"""

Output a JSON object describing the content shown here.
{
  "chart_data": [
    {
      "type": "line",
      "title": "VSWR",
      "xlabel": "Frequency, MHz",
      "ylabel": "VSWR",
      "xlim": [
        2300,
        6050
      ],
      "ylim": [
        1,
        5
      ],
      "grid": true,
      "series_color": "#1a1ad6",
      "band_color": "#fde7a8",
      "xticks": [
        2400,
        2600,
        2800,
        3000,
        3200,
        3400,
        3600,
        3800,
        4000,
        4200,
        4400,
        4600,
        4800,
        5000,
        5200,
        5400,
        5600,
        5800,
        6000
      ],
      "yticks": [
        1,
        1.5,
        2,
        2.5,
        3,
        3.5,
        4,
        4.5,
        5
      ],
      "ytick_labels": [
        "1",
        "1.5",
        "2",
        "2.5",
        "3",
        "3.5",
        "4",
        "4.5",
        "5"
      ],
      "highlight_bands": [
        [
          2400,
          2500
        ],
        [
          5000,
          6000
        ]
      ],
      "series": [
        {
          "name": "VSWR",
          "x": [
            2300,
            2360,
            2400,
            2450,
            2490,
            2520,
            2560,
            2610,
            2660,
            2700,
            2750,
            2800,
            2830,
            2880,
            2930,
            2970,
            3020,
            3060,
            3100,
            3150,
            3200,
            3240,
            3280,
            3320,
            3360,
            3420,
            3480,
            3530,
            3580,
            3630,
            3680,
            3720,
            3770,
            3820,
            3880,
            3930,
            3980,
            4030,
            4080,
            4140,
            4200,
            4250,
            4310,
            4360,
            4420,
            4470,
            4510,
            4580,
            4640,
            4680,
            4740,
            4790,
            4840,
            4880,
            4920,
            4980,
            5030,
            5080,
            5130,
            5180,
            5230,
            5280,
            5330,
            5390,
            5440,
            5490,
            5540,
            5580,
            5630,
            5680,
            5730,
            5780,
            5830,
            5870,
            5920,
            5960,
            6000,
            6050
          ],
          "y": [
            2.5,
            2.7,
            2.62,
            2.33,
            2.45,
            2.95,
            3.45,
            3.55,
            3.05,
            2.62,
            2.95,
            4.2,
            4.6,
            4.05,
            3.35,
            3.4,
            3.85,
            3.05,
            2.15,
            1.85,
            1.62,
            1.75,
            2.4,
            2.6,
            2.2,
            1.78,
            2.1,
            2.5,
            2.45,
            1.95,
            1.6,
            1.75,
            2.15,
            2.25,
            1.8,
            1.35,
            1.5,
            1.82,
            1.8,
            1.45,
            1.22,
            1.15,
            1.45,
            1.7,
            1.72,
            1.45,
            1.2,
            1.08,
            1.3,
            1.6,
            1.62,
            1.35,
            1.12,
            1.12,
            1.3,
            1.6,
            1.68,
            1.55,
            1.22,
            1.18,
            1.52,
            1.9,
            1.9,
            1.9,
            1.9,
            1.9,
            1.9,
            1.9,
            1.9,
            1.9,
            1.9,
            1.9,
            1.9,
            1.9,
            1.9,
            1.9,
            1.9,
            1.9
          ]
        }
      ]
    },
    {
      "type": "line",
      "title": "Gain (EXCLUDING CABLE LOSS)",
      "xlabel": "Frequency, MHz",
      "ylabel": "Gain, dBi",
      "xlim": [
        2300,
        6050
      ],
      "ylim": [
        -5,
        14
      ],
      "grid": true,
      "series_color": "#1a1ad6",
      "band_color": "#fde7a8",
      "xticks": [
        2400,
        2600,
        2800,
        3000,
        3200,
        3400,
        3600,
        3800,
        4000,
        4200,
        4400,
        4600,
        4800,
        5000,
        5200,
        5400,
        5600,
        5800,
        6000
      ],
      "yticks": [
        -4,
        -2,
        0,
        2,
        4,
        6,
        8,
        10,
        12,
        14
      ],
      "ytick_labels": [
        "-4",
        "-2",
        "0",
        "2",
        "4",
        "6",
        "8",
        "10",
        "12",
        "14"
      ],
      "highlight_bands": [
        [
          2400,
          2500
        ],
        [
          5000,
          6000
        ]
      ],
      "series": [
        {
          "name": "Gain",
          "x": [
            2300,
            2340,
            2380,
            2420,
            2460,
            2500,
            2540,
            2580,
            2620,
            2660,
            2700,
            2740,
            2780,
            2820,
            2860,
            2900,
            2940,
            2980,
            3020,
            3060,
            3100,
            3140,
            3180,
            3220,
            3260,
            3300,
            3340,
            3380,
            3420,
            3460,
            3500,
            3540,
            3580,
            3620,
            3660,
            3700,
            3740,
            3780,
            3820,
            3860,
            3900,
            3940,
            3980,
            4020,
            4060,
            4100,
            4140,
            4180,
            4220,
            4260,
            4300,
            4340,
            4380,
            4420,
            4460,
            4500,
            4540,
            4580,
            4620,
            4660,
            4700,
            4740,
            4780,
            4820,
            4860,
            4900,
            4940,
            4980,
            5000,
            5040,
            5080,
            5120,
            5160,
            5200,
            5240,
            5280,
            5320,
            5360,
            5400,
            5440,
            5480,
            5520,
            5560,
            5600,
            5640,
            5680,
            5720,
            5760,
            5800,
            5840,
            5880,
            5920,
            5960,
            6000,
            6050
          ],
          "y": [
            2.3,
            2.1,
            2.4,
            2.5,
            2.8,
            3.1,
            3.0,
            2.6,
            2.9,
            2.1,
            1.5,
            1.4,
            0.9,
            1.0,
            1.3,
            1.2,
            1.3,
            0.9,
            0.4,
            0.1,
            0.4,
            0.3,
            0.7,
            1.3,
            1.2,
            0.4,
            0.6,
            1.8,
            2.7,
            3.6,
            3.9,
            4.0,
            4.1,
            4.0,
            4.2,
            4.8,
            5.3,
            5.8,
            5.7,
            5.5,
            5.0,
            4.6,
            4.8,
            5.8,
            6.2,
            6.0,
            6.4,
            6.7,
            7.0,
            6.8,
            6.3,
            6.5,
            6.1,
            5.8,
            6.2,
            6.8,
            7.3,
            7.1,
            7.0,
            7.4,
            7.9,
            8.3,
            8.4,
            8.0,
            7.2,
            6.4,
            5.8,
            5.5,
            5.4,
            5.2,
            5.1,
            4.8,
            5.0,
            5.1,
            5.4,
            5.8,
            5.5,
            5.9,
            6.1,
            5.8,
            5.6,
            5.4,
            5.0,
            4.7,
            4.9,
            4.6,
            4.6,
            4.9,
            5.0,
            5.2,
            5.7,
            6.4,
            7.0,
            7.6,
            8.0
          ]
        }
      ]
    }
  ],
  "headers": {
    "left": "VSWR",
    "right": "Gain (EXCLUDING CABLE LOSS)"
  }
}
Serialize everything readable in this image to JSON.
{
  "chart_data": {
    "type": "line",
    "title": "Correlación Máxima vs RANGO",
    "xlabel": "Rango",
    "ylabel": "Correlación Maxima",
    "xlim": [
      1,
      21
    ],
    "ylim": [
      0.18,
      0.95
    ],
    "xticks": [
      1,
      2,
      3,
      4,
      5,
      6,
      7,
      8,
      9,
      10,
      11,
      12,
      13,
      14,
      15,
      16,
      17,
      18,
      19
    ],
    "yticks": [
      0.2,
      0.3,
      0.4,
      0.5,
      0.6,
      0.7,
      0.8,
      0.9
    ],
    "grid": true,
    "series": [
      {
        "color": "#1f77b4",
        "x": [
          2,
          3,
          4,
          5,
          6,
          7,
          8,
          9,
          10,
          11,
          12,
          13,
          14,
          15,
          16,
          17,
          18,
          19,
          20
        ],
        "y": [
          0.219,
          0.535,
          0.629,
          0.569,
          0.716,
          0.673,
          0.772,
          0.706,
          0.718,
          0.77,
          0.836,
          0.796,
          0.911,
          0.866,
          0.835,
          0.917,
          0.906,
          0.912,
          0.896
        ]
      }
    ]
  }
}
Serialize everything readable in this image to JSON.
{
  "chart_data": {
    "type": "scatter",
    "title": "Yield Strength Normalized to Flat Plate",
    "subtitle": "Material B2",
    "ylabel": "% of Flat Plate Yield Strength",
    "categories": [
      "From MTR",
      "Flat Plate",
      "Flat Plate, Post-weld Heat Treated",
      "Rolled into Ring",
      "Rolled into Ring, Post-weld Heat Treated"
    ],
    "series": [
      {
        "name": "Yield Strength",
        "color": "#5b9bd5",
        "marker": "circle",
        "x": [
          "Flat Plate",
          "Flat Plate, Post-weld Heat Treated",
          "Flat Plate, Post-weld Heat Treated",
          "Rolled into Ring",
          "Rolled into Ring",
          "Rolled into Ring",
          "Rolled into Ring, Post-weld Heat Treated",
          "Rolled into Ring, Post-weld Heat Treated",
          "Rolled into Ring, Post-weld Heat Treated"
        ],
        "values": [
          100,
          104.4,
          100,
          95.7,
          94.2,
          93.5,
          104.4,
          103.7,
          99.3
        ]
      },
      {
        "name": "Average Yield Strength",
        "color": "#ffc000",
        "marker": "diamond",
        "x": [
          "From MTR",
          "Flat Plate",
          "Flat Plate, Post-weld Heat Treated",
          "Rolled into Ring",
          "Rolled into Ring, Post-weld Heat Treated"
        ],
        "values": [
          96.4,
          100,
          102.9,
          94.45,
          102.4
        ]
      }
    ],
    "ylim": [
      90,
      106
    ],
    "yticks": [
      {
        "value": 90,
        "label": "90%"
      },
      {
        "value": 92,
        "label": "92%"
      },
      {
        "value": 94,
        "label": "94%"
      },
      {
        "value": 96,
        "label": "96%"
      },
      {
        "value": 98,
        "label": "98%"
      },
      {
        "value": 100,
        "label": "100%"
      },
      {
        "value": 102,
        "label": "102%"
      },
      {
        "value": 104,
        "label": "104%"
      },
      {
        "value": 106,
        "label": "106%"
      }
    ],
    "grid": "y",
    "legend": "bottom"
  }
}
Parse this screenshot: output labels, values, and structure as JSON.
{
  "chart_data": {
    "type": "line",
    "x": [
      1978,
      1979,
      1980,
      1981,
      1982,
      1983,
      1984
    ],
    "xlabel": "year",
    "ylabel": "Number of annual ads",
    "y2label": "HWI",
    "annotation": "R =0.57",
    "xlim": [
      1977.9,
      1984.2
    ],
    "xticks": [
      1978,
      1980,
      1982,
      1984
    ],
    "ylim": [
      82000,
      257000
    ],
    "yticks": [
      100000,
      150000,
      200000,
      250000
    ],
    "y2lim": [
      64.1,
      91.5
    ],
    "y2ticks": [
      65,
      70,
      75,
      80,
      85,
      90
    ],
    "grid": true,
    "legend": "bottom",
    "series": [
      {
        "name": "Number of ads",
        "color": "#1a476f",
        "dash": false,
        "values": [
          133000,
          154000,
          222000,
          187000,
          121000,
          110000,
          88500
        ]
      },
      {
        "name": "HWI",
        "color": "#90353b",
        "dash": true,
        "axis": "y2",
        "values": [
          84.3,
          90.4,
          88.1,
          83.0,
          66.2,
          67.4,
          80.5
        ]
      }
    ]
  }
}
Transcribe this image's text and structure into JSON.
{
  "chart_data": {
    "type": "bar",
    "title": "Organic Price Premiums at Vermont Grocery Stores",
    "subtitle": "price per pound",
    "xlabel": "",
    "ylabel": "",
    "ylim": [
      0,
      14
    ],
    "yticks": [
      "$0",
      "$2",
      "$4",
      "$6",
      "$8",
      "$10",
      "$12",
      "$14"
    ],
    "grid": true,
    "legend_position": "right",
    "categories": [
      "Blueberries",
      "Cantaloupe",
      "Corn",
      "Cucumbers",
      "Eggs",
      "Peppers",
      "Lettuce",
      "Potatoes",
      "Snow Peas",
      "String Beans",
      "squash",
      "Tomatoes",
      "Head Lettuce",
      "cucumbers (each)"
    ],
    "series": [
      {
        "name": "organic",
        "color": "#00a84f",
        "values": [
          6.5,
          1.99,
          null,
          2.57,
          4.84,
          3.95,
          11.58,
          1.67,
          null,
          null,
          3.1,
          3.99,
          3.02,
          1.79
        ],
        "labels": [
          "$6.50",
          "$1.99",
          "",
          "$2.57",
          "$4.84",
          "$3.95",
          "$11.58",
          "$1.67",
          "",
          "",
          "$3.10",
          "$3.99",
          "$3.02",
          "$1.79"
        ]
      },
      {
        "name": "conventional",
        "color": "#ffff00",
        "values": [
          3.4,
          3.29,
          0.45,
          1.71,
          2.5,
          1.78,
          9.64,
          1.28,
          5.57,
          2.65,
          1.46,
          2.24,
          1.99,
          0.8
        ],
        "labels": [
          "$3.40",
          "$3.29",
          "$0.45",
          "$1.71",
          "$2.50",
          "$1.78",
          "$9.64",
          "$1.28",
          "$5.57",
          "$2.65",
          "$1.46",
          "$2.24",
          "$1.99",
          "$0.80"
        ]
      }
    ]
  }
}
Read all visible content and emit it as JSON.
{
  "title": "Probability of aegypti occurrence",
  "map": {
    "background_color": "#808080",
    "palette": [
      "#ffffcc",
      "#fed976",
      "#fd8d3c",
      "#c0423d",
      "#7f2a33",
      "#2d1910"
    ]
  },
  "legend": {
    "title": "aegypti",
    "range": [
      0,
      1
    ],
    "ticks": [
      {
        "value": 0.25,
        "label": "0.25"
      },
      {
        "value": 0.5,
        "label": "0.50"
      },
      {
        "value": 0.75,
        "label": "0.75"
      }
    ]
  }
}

"""

(PROBLEM STATEMENT): Pick out lines containing the word "JSON", each one as written.

(TASK SOLUTION):
Output a JSON object describing the content shown here.
Serialize everything readable in this image to JSON.
Serialize everything readable in this image to JSON.
Parse this screenshot: output labels, values, and structure as JSON.
Transcribe this image's text and structure into JSON.
Read all visible content and emit it as JSON.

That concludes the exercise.